● DOCUMENT SEGMENT
Reading about Chaos Theory

Intro

So I took a course in “Numerical Methods”, and (somehow) passed (I loved every bit of it, although it was HARD!).

But then of course, taking a course doesn’t make me “proficient” at the subject matter. At best, it has exposed me to it and given me some confidence that I in fact can understand its concepts and solve problems – even if I’m not too fast… I simply feel there is SO MUCH MORE to it, and indeed I have several books on the subject to confirm it: I still have plenty to learn. Which is why I want to keep digging into it on my own.

If anything, I did get a good dose of Engineering-level Maths exposure, and I needed that (after a few years working in Cyber – and I guess in most jobs – one might tend to forget about matrices or how/why to differentiate equations, and many white-collar workers will simply spend their days using Outlook, PowerPoint and maybe Excel…).

Anyhow, I was thrilled I took that course. And I am looking forward for more similar courses (the Master continues, for me spread over three years…). But while that comes, I was particularly interested in some ideas of non-linear equations, differential equations, and Chaos Theory. We did do an exercise about Lorenz’s typical differential equations, and I saw the strange-attractors and the “butterfly-like” drawing come to life from my own implementation (in Matlab) of these 3 simple equations, and I kind of fell in love with it.

Let me be clear: I am not a mathematician, and I know I don’t fully grasp the ideas (far from it, in fact!). But I keep reading about it. While reading “Chaos” by James Gleick (a reference on the subject), I came across the chapter about Ecology and the “Logistic Map”. And I thought: This is BEAUTIFUL.

Last note for the Intro: The below has been done MANY TIMES, I am not inventing the wheel. I will just write my own R code to play around the simple equation and see its magic. I found references, particularly one that I will mention, that HEAVILY inspired this post (although I’m creating my own code – and doing it in R), on top of the book. Please do have a look at both if you have any interest.

The Logistic Map

So I’m not the right person to explain it in details, but the below is basically a mathematical expression of the evolution of a supposed population (say of fish), that considers a “growth rate” r, an initial population x0, and then tries to estimate the population say one year later (x1), and then the year after that (x2), etc. The following short equation – the “logistic map” – is all you need to produce the graph from the introduction!

● LISTED ENTRIES
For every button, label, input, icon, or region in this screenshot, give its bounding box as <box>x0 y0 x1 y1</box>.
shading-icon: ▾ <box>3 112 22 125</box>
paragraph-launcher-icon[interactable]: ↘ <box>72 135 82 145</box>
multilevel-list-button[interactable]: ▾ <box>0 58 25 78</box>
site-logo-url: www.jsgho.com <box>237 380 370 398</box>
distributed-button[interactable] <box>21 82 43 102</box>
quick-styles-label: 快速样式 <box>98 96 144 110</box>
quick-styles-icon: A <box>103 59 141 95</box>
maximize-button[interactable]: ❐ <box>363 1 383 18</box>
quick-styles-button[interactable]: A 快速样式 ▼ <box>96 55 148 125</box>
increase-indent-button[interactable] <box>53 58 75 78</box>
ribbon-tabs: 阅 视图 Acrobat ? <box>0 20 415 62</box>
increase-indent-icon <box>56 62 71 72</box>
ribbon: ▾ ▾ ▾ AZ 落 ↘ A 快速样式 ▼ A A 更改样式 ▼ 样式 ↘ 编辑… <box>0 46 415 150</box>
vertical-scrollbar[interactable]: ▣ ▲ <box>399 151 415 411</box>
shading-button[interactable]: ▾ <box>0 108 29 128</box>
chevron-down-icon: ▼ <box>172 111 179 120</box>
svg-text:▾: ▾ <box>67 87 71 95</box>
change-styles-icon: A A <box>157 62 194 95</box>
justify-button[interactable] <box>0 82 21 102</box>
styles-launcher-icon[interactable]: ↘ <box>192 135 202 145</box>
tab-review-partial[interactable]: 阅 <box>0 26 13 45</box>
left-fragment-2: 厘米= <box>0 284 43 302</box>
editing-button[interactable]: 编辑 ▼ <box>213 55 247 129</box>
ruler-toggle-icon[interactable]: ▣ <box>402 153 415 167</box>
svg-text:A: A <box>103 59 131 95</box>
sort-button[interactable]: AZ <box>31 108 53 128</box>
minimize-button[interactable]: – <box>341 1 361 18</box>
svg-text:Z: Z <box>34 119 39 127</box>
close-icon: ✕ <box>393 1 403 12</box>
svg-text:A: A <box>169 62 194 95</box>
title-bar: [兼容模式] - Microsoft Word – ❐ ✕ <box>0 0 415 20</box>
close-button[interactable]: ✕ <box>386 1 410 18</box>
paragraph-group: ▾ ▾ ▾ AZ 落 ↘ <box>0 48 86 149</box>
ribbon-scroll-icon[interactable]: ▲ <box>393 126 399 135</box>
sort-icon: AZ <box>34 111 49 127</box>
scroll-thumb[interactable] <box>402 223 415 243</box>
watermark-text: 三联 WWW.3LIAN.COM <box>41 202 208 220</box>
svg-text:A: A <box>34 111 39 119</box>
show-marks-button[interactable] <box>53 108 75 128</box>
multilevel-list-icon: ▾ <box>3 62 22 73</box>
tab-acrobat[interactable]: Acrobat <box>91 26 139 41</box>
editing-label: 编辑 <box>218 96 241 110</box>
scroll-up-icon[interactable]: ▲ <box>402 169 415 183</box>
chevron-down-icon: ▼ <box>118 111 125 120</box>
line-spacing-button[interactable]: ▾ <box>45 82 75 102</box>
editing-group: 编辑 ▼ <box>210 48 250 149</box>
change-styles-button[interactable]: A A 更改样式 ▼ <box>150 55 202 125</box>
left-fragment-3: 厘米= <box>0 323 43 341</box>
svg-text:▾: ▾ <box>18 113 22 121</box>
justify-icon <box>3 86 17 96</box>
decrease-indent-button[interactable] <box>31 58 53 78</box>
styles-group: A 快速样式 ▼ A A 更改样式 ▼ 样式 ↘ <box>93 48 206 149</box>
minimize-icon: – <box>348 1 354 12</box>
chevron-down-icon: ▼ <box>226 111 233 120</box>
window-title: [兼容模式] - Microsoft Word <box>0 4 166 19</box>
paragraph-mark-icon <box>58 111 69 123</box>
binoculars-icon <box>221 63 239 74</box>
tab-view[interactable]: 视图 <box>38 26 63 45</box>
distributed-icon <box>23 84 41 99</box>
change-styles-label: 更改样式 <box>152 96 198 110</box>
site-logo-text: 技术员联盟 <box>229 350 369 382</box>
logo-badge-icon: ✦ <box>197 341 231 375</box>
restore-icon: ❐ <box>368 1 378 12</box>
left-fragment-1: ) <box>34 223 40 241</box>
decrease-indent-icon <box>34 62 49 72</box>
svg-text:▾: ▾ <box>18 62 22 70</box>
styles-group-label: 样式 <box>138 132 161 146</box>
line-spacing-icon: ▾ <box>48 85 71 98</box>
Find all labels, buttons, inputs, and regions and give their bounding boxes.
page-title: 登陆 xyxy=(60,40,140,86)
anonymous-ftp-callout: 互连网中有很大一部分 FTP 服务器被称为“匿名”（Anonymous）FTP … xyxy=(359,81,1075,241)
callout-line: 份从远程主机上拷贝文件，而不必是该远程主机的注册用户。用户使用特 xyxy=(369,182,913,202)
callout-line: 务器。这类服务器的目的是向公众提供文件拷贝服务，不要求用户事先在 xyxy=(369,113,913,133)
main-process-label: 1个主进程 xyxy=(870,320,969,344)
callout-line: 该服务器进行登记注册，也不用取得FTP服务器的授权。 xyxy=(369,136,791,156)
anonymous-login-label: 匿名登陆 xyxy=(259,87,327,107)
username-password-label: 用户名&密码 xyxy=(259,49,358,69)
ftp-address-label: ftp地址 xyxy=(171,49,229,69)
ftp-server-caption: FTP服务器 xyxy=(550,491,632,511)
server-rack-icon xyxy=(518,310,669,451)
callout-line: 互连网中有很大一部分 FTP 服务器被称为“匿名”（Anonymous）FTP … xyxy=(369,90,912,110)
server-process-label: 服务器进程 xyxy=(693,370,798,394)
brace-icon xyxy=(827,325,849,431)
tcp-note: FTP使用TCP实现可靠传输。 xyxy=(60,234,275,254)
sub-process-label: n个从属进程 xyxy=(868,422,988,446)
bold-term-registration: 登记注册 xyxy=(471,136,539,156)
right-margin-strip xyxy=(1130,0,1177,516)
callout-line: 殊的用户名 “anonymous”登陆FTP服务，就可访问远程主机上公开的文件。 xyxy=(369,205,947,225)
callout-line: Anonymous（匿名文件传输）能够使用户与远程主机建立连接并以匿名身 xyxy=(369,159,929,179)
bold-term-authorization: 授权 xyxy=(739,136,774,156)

● EXERCISES TO COMPLETE
1 > In the chaos theory post, which book was the writer reading when they came across the chapter on ecology and the "Logistic Map"?
2 > Continue the chaos theory post, starting after its final sentence.
The entries play no part in what is asked here.

● IN RESPONSE
1 > "Chaos" by James Gleick.

2 >
If you consider a limited environment, the typical example being a pond with fish, you need to consider that maybe a predator-prey thing might happen: If a population grows too much, it will deplete its resources (food, space…), and then will have to reduce its population so as to adapt to the available resources. This is the “* (1-x)” part of the equation: If there is too much fish, there won’t be enough food, space or oxygen. Hence the population would decrease. The decrease would leave more resources available, so that the fish population would be able to increase again (but in cycles, not continuously, as we can suppose the fish doesn’t reproduce and die instantaneously).

For the sake of the example, let’s assume an initial population x0 of 0.5. (Here x is set between 0 and 1, so that things work as expected).

Back to the graph of the introduction

So what is the graph in the intro all about?

It’s called a Bifurcation Diagram. It shows the evolution of the theoretical population over several generation (each dot is one value of the population at a given generation), as described above, but with different values for the growth ratio, after say 1000 generations.

On the x axis, different values of our growth ratio, and on the y axis, the number of individuals in the population. For a growth ratio below 1, as can be expected, the population tends to grow smaller and smaller and hence tends to decrease to 0. That’s the left part of the blue line, after 100 generations, the population is 0 in these cases.

What’s interesting is that for growth ratios between 1 and 3.0, the population tends to stabilize to one specific value, which is why we see how the line grows somewhat but appears as a line: For each growth ratio in that range, the population stabilizes to one value. (What you can’t really see is that, in fact, there are many dots on each position of the line, one for each generation: For a given growth ratio, the population is stable at that particular value).

From 3.0 to roughly 3.4, it turns out that the population oscillates between two values! That is: Either they have enough resources (population grows to a specific value) or not (the population decreases to another specific value), and each generation, it cycles to one of those two values.

After that it gets weirder:

Before a growth of ~3.45, more possible values appear, then again at ~3.54. But then the number of individuals in each generation seems to become “random”, and takes any value within some ranges, which is why we don’t see “lines” anymore, but rather clouds of points.

With a growth ratio of 3.999, it would seem each generation has a different number of individual, ranging basically from 0 to 1 (all possible values!), seemingly random!

Interlude

Randomness is important in cybersecurity. So having an equation THAT SIMPLE generating seemingly random numbers sounds appealing. It’s not much more complex than the “linear congruential generator“, in fact. Maybe we could compare those two?

So let’s implement a simplistic generator of random number:

# Linear congruential generator
random_numbers_vector <- c()
X0 <- 12 # seed
a <- 36
c <- 2
m <- 3583 # also, this one is prime
max_iterations <- 200
Xi_plus_1 <- function(x, current_iter = 0, max_iter = max_iterations) {
  random_numbers_vector[current_iter+1] <<- x
  if(current_iter == max_iter) return(x)
  Xi_plus_1( (a * x + c) %% m, current_iter+1, max_iter)
}
random_numbers_vector <- rep(0, max_iterations)
Xi_plus_1(X0)
# scale to have values between 0 and 1
random_numbers_vector <- random_numbers_vector/max(random_numbers_vector)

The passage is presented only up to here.